Data in this exercise:
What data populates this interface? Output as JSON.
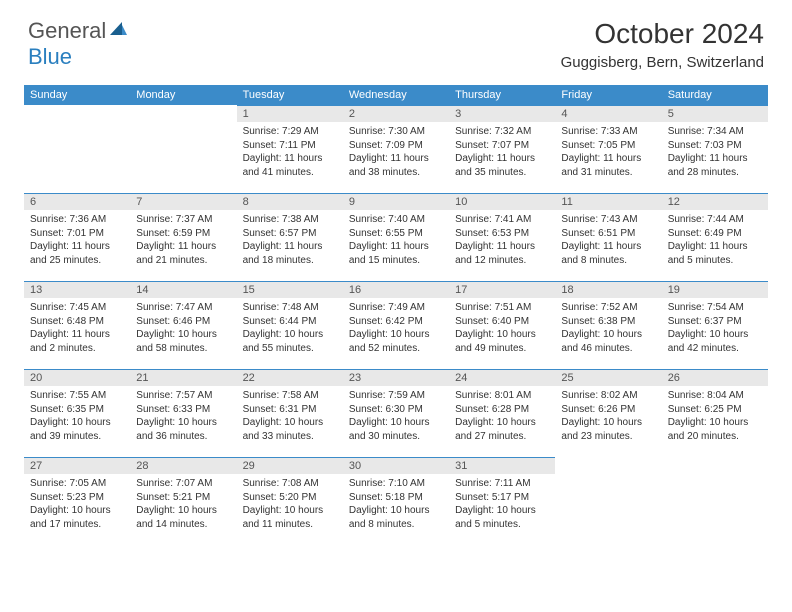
{
  "logo": {
    "text_general": "General",
    "text_blue": "Blue"
  },
  "title": "October 2024",
  "location": "Guggisberg, Bern, Switzerland",
  "header_bg": "#3b8bc9",
  "daynum_bg": "#e8e8e8",
  "day_labels": [
    "Sunday",
    "Monday",
    "Tuesday",
    "Wednesday",
    "Thursday",
    "Friday",
    "Saturday"
  ],
  "weeks": [
    [
      null,
      null,
      {
        "n": "1",
        "sr": "Sunrise: 7:29 AM",
        "ss": "Sunset: 7:11 PM",
        "d1": "Daylight: 11 hours",
        "d2": "and 41 minutes."
      },
      {
        "n": "2",
        "sr": "Sunrise: 7:30 AM",
        "ss": "Sunset: 7:09 PM",
        "d1": "Daylight: 11 hours",
        "d2": "and 38 minutes."
      },
      {
        "n": "3",
        "sr": "Sunrise: 7:32 AM",
        "ss": "Sunset: 7:07 PM",
        "d1": "Daylight: 11 hours",
        "d2": "and 35 minutes."
      },
      {
        "n": "4",
        "sr": "Sunrise: 7:33 AM",
        "ss": "Sunset: 7:05 PM",
        "d1": "Daylight: 11 hours",
        "d2": "and 31 minutes."
      },
      {
        "n": "5",
        "sr": "Sunrise: 7:34 AM",
        "ss": "Sunset: 7:03 PM",
        "d1": "Daylight: 11 hours",
        "d2": "and 28 minutes."
      }
    ],
    [
      {
        "n": "6",
        "sr": "Sunrise: 7:36 AM",
        "ss": "Sunset: 7:01 PM",
        "d1": "Daylight: 11 hours",
        "d2": "and 25 minutes."
      },
      {
        "n": "7",
        "sr": "Sunrise: 7:37 AM",
        "ss": "Sunset: 6:59 PM",
        "d1": "Daylight: 11 hours",
        "d2": "and 21 minutes."
      },
      {
        "n": "8",
        "sr": "Sunrise: 7:38 AM",
        "ss": "Sunset: 6:57 PM",
        "d1": "Daylight: 11 hours",
        "d2": "and 18 minutes."
      },
      {
        "n": "9",
        "sr": "Sunrise: 7:40 AM",
        "ss": "Sunset: 6:55 PM",
        "d1": "Daylight: 11 hours",
        "d2": "and 15 minutes."
      },
      {
        "n": "10",
        "sr": "Sunrise: 7:41 AM",
        "ss": "Sunset: 6:53 PM",
        "d1": "Daylight: 11 hours",
        "d2": "and 12 minutes."
      },
      {
        "n": "11",
        "sr": "Sunrise: 7:43 AM",
        "ss": "Sunset: 6:51 PM",
        "d1": "Daylight: 11 hours",
        "d2": "and 8 minutes."
      },
      {
        "n": "12",
        "sr": "Sunrise: 7:44 AM",
        "ss": "Sunset: 6:49 PM",
        "d1": "Daylight: 11 hours",
        "d2": "and 5 minutes."
      }
    ],
    [
      {
        "n": "13",
        "sr": "Sunrise: 7:45 AM",
        "ss": "Sunset: 6:48 PM",
        "d1": "Daylight: 11 hours",
        "d2": "and 2 minutes."
      },
      {
        "n": "14",
        "sr": "Sunrise: 7:47 AM",
        "ss": "Sunset: 6:46 PM",
        "d1": "Daylight: 10 hours",
        "d2": "and 58 minutes."
      },
      {
        "n": "15",
        "sr": "Sunrise: 7:48 AM",
        "ss": "Sunset: 6:44 PM",
        "d1": "Daylight: 10 hours",
        "d2": "and 55 minutes."
      },
      {
        "n": "16",
        "sr": "Sunrise: 7:49 AM",
        "ss": "Sunset: 6:42 PM",
        "d1": "Daylight: 10 hours",
        "d2": "and 52 minutes."
      },
      {
        "n": "17",
        "sr": "Sunrise: 7:51 AM",
        "ss": "Sunset: 6:40 PM",
        "d1": "Daylight: 10 hours",
        "d2": "and 49 minutes."
      },
      {
        "n": "18",
        "sr": "Sunrise: 7:52 AM",
        "ss": "Sunset: 6:38 PM",
        "d1": "Daylight: 10 hours",
        "d2": "and 46 minutes."
      },
      {
        "n": "19",
        "sr": "Sunrise: 7:54 AM",
        "ss": "Sunset: 6:37 PM",
        "d1": "Daylight: 10 hours",
        "d2": "and 42 minutes."
      }
    ],
    [
      {
        "n": "20",
        "sr": "Sunrise: 7:55 AM",
        "ss": "Sunset: 6:35 PM",
        "d1": "Daylight: 10 hours",
        "d2": "and 39 minutes."
      },
      {
        "n": "21",
        "sr": "Sunrise: 7:57 AM",
        "ss": "Sunset: 6:33 PM",
        "d1": "Daylight: 10 hours",
        "d2": "and 36 minutes."
      },
      {
        "n": "22",
        "sr": "Sunrise: 7:58 AM",
        "ss": "Sunset: 6:31 PM",
        "d1": "Daylight: 10 hours",
        "d2": "and 33 minutes."
      },
      {
        "n": "23",
        "sr": "Sunrise: 7:59 AM",
        "ss": "Sunset: 6:30 PM",
        "d1": "Daylight: 10 hours",
        "d2": "and 30 minutes."
      },
      {
        "n": "24",
        "sr": "Sunrise: 8:01 AM",
        "ss": "Sunset: 6:28 PM",
        "d1": "Daylight: 10 hours",
        "d2": "and 27 minutes."
      },
      {
        "n": "25",
        "sr": "Sunrise: 8:02 AM",
        "ss": "Sunset: 6:26 PM",
        "d1": "Daylight: 10 hours",
        "d2": "and 23 minutes."
      },
      {
        "n": "26",
        "sr": "Sunrise: 8:04 AM",
        "ss": "Sunset: 6:25 PM",
        "d1": "Daylight: 10 hours",
        "d2": "and 20 minutes."
      }
    ],
    [
      {
        "n": "27",
        "sr": "Sunrise: 7:05 AM",
        "ss": "Sunset: 5:23 PM",
        "d1": "Daylight: 10 hours",
        "d2": "and 17 minutes."
      },
      {
        "n": "28",
        "sr": "Sunrise: 7:07 AM",
        "ss": "Sunset: 5:21 PM",
        "d1": "Daylight: 10 hours",
        "d2": "and 14 minutes."
      },
      {
        "n": "29",
        "sr": "Sunrise: 7:08 AM",
        "ss": "Sunset: 5:20 PM",
        "d1": "Daylight: 10 hours",
        "d2": "and 11 minutes."
      },
      {
        "n": "30",
        "sr": "Sunrise: 7:10 AM",
        "ss": "Sunset: 5:18 PM",
        "d1": "Daylight: 10 hours",
        "d2": "and 8 minutes."
      },
      {
        "n": "31",
        "sr": "Sunrise: 7:11 AM",
        "ss": "Sunset: 5:17 PM",
        "d1": "Daylight: 10 hours",
        "d2": "and 5 minutes."
      },
      null,
      null
    ]
  ]
}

Work required: Copy the records word for word, leaving no picture in the copy.

Written solution:
What data populates this interface? Output as JSON.
{
  "logo": {
    "text_general": "General",
    "text_blue": "Blue"
  },
  "title": "October 2024",
  "location": "Guggisberg, Bern, Switzerland",
  "header_bg": "#3b8bc9",
  "daynum_bg": "#e8e8e8",
  "day_labels": [
    "Sunday",
    "Monday",
    "Tuesday",
    "Wednesday",
    "Thursday",
    "Friday",
    "Saturday"
  ],
  "weeks": [
    [
      null,
      null,
      {
        "n": "1",
        "sr": "Sunrise: 7:29 AM",
        "ss": "Sunset: 7:11 PM",
        "d1": "Daylight: 11 hours",
        "d2": "and 41 minutes."
      },
      {
        "n": "2",
        "sr": "Sunrise: 7:30 AM",
        "ss": "Sunset: 7:09 PM",
        "d1": "Daylight: 11 hours",
        "d2": "and 38 minutes."
      },
      {
        "n": "3",
        "sr": "Sunrise: 7:32 AM",
        "ss": "Sunset: 7:07 PM",
        "d1": "Daylight: 11 hours",
        "d2": "and 35 minutes."
      },
      {
        "n": "4",
        "sr": "Sunrise: 7:33 AM",
        "ss": "Sunset: 7:05 PM",
        "d1": "Daylight: 11 hours",
        "d2": "and 31 minutes."
      },
      {
        "n": "5",
        "sr": "Sunrise: 7:34 AM",
        "ss": "Sunset: 7:03 PM",
        "d1": "Daylight: 11 hours",
        "d2": "and 28 minutes."
      }
    ],
    [
      {
        "n": "6",
        "sr": "Sunrise: 7:36 AM",
        "ss": "Sunset: 7:01 PM",
        "d1": "Daylight: 11 hours",
        "d2": "and 25 minutes."
      },
      {
        "n": "7",
        "sr": "Sunrise: 7:37 AM",
        "ss": "Sunset: 6:59 PM",
        "d1": "Daylight: 11 hours",
        "d2": "and 21 minutes."
      },
      {
        "n": "8",
        "sr": "Sunrise: 7:38 AM",
        "ss": "Sunset: 6:57 PM",
        "d1": "Daylight: 11 hours",
        "d2": "and 18 minutes."
      },
      {
        "n": "9",
        "sr": "Sunrise: 7:40 AM",
        "ss": "Sunset: 6:55 PM",
        "d1": "Daylight: 11 hours",
        "d2": "and 15 minutes."
      },
      {
        "n": "10",
        "sr": "Sunrise: 7:41 AM",
        "ss": "Sunset: 6:53 PM",
        "d1": "Daylight: 11 hours",
        "d2": "and 12 minutes."
      },
      {
        "n": "11",
        "sr": "Sunrise: 7:43 AM",
        "ss": "Sunset: 6:51 PM",
        "d1": "Daylight: 11 hours",
        "d2": "and 8 minutes."
      },
      {
        "n": "12",
        "sr": "Sunrise: 7:44 AM",
        "ss": "Sunset: 6:49 PM",
        "d1": "Daylight: 11 hours",
        "d2": "and 5 minutes."
      }
    ],
    [
      {
        "n": "13",
        "sr": "Sunrise: 7:45 AM",
        "ss": "Sunset: 6:48 PM",
        "d1": "Daylight: 11 hours",
        "d2": "and 2 minutes."
      },
      {
        "n": "14",
        "sr": "Sunrise: 7:47 AM",
        "ss": "Sunset: 6:46 PM",
        "d1": "Daylight: 10 hours",
        "d2": "and 58 minutes."
      },
      {
        "n": "15",
        "sr": "Sunrise: 7:48 AM",
        "ss": "Sunset: 6:44 PM",
        "d1": "Daylight: 10 hours",
        "d2": "and 55 minutes."
      },
      {
        "n": "16",
        "sr": "Sunrise: 7:49 AM",
        "ss": "Sunset: 6:42 PM",
        "d1": "Daylight: 10 hours",
        "d2": "and 52 minutes."
      },
      {
        "n": "17",
        "sr": "Sunrise: 7:51 AM",
        "ss": "Sunset: 6:40 PM",
        "d1": "Daylight: 10 hours",
        "d2": "and 49 minutes."
      },
      {
        "n": "18",
        "sr": "Sunrise: 7:52 AM",
        "ss": "Sunset: 6:38 PM",
        "d1": "Daylight: 10 hours",
        "d2": "and 46 minutes."
      },
      {
        "n": "19",
        "sr": "Sunrise: 7:54 AM",
        "ss": "Sunset: 6:37 PM",
        "d1": "Daylight: 10 hours",
        "d2": "and 42 minutes."
      }
    ],
    [
      {
        "n": "20",
        "sr": "Sunrise: 7:55 AM",
        "ss": "Sunset: 6:35 PM",
        "d1": "Daylight: 10 hours",
        "d2": "and 39 minutes."
      },
      {
        "n": "21",
        "sr": "Sunrise: 7:57 AM",
        "ss": "Sunset: 6:33 PM",
        "d1": "Daylight: 10 hours",
        "d2": "and 36 minutes."
      },
      {
        "n": "22",
        "sr": "Sunrise: 7:58 AM",
        "ss": "Sunset: 6:31 PM",
        "d1": "Daylight: 10 hours",
        "d2": "and 33 minutes."
      },
      {
        "n": "23",
        "sr": "Sunrise: 7:59 AM",
        "ss": "Sunset: 6:30 PM",
        "d1": "Daylight: 10 hours",
        "d2": "and 30 minutes."
      },
      {
        "n": "24",
        "sr": "Sunrise: 8:01 AM",
        "ss": "Sunset: 6:28 PM",
        "d1": "Daylight: 10 hours",
        "d2": "and 27 minutes."
      },
      {
        "n": "25",
        "sr": "Sunrise: 8:02 AM",
        "ss": "Sunset: 6:26 PM",
        "d1": "Daylight: 10 hours",
        "d2": "and 23 minutes."
      },
      {
        "n": "26",
        "sr": "Sunrise: 8:04 AM",
        "ss": "Sunset: 6:25 PM",
        "d1": "Daylight: 10 hours",
        "d2": "and 20 minutes."
      }
    ],
    [
      {
        "n": "27",
        "sr": "Sunrise: 7:05 AM",
        "ss": "Sunset: 5:23 PM",
        "d1": "Daylight: 10 hours",
        "d2": "and 17 minutes."
      },
      {
        "n": "28",
        "sr": "Sunrise: 7:07 AM",
        "ss": "Sunset: 5:21 PM",
        "d1": "Daylight: 10 hours",
        "d2": "and 14 minutes."
      },
      {
        "n": "29",
        "sr": "Sunrise: 7:08 AM",
        "ss": "Sunset: 5:20 PM",
        "d1": "Daylight: 10 hours",
        "d2": "and 11 minutes."
      },
      {
        "n": "30",
        "sr": "Sunrise: 7:10 AM",
        "ss": "Sunset: 5:18 PM",
        "d1": "Daylight: 10 hours",
        "d2": "and 8 minutes."
      },
      {
        "n": "31",
        "sr": "Sunrise: 7:11 AM",
        "ss": "Sunset: 5:17 PM",
        "d1": "Daylight: 10 hours",
        "d2": "and 5 minutes."
      },
      null,
      null
    ]
  ]
}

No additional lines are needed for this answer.